* [Problem statement] Your task is to filter the data below down to the lines holding "Kühtai".

* [Provided material]
* begin *

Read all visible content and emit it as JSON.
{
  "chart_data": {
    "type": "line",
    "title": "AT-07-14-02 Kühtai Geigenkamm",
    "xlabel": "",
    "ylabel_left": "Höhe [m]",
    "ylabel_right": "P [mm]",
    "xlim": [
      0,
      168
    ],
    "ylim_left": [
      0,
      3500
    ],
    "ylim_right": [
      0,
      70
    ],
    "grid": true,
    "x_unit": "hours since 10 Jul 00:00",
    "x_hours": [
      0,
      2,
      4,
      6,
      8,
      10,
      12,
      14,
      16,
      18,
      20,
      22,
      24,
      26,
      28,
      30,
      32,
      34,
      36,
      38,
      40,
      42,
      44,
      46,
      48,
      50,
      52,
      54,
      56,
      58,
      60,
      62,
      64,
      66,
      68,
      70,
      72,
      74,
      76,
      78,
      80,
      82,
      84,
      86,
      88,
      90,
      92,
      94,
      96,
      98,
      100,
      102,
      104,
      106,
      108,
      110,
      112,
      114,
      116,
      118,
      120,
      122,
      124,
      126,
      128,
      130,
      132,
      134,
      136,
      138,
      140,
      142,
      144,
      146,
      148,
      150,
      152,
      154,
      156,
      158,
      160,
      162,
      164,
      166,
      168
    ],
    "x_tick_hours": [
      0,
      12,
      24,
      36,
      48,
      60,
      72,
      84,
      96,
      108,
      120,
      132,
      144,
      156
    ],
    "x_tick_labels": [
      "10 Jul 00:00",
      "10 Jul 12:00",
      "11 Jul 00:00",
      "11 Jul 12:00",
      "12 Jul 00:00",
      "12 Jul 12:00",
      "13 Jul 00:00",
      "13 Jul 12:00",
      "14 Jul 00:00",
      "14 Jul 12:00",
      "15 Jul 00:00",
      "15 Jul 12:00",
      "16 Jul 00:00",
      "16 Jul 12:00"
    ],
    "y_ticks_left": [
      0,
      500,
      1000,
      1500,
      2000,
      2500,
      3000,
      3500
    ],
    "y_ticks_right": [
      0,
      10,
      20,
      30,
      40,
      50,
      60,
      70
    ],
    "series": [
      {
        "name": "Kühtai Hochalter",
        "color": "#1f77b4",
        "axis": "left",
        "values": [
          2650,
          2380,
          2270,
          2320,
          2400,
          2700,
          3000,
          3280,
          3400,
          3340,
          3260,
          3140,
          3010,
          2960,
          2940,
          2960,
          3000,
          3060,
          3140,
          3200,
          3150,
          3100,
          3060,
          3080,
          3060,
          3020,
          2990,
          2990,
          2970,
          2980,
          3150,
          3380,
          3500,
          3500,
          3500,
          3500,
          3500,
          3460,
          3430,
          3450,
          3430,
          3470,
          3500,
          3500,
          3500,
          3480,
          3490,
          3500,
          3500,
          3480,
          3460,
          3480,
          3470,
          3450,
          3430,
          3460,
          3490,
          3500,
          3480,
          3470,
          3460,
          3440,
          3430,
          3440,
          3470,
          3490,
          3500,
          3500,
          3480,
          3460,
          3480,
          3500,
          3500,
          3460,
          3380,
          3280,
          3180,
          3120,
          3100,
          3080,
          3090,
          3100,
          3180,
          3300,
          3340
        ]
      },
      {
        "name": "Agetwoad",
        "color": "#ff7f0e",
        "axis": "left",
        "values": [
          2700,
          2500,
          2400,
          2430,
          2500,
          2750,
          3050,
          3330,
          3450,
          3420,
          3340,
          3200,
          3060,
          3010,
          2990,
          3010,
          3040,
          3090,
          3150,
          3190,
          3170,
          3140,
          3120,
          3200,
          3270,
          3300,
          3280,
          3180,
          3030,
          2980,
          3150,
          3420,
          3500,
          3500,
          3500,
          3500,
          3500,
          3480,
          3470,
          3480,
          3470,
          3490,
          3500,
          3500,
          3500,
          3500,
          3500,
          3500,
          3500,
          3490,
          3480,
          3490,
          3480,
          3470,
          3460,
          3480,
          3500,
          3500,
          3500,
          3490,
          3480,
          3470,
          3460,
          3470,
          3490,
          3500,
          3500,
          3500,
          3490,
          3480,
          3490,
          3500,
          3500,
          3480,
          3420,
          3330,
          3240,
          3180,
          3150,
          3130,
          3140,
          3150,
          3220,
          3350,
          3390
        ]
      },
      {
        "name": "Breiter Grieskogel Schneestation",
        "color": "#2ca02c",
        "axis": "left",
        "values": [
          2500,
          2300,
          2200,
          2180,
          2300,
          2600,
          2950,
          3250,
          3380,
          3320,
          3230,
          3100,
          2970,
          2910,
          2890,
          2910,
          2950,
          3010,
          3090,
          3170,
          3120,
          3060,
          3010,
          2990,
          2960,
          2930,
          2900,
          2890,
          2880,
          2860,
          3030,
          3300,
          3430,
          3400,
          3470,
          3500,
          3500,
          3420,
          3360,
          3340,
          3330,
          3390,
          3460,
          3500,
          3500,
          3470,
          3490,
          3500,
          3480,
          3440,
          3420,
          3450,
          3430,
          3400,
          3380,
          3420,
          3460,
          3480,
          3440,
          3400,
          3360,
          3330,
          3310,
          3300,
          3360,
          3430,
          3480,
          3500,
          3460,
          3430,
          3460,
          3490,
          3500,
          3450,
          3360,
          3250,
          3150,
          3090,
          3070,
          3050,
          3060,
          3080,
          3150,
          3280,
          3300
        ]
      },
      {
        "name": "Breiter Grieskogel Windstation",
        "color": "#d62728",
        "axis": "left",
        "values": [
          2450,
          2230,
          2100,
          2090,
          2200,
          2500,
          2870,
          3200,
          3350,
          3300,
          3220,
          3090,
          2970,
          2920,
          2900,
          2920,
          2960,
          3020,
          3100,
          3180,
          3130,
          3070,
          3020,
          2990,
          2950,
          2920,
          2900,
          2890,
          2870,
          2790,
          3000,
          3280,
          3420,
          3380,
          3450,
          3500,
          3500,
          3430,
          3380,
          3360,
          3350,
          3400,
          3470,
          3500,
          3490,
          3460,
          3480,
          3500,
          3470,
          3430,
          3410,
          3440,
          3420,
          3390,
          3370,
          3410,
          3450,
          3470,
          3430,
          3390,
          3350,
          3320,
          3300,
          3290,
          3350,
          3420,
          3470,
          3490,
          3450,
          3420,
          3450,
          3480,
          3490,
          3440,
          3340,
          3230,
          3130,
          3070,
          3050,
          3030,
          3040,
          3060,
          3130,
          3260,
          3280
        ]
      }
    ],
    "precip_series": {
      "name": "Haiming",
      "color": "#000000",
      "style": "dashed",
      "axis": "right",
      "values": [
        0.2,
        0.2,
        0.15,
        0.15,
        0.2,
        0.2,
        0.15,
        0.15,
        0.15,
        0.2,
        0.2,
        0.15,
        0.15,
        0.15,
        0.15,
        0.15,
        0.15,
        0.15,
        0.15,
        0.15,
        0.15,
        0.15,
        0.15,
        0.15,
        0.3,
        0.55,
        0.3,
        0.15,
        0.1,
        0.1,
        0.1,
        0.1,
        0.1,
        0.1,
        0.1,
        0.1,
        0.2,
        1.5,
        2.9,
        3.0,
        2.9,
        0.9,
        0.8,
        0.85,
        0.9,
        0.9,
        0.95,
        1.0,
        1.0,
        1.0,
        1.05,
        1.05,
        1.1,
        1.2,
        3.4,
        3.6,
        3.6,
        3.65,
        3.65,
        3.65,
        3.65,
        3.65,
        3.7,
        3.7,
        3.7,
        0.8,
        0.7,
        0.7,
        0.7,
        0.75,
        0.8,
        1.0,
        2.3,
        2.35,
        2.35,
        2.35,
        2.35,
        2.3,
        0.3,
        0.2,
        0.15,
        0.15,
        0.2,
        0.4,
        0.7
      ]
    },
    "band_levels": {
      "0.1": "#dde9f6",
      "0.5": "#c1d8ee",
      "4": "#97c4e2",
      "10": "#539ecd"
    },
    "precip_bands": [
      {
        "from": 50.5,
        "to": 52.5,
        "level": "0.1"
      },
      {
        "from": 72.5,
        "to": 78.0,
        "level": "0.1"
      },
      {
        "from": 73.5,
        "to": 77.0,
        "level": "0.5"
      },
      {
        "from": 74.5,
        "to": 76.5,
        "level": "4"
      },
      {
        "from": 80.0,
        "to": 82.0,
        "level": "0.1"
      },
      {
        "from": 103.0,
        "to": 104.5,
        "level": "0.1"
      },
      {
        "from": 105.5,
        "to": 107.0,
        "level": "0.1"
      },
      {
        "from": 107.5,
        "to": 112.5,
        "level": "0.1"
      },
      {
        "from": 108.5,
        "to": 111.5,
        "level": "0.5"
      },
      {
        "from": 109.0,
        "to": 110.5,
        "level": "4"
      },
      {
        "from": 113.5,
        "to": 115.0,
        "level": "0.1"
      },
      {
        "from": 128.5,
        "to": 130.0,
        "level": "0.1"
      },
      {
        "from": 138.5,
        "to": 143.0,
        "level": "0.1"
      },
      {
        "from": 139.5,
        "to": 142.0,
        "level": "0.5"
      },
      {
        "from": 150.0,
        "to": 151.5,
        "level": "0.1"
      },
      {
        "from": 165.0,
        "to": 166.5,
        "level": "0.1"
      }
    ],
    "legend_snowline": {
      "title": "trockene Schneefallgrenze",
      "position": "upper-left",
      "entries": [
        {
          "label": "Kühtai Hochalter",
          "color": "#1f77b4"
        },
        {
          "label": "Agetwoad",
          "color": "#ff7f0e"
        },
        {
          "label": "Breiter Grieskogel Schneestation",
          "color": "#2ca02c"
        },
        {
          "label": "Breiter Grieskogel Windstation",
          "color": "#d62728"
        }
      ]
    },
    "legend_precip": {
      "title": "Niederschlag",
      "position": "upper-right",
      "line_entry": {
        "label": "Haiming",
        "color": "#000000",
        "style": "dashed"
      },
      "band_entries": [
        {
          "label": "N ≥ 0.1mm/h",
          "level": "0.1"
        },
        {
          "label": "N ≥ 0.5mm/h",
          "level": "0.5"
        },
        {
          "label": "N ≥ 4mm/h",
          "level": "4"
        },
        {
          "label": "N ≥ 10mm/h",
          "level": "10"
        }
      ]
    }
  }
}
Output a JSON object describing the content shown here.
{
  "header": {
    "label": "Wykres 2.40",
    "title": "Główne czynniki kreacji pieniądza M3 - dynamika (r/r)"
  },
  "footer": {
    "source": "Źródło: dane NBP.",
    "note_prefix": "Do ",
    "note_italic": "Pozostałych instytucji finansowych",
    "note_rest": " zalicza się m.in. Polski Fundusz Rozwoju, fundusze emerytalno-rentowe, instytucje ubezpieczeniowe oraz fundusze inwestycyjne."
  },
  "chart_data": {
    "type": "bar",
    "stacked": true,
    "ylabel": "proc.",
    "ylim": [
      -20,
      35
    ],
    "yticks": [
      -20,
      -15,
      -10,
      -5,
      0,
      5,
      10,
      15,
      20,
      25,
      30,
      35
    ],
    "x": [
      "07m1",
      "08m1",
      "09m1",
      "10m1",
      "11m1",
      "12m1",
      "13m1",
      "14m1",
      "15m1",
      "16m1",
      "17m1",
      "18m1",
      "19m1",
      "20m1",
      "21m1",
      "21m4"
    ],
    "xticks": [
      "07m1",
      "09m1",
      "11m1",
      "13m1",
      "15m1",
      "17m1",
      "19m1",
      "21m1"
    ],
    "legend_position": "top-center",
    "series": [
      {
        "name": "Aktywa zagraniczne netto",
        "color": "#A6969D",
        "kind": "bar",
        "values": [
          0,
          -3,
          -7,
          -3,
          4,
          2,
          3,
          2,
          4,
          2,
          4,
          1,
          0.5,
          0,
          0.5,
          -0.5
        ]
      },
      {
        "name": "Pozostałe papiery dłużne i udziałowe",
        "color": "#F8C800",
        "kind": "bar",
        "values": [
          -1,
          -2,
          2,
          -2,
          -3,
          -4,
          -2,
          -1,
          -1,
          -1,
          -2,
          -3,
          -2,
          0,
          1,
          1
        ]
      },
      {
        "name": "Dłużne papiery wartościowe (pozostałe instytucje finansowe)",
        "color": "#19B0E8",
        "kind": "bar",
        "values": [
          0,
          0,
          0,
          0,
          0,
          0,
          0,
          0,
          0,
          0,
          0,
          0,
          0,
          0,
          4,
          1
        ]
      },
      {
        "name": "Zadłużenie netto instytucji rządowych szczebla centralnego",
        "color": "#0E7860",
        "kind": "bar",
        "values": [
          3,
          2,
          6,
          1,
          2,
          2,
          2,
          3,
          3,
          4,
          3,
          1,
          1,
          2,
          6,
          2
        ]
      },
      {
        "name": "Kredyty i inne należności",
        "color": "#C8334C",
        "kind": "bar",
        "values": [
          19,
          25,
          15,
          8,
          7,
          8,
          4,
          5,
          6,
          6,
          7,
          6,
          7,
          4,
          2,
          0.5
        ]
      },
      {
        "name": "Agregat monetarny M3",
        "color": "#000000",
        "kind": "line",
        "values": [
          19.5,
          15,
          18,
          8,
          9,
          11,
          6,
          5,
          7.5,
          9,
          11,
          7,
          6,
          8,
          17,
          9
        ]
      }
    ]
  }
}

* end *

* [Full output]
    "title": "AT-07-14-02 Kühtai Geigenkamm",
        "name": "Kühtai Hochalter",
          "label": "Kühtai Hochalter",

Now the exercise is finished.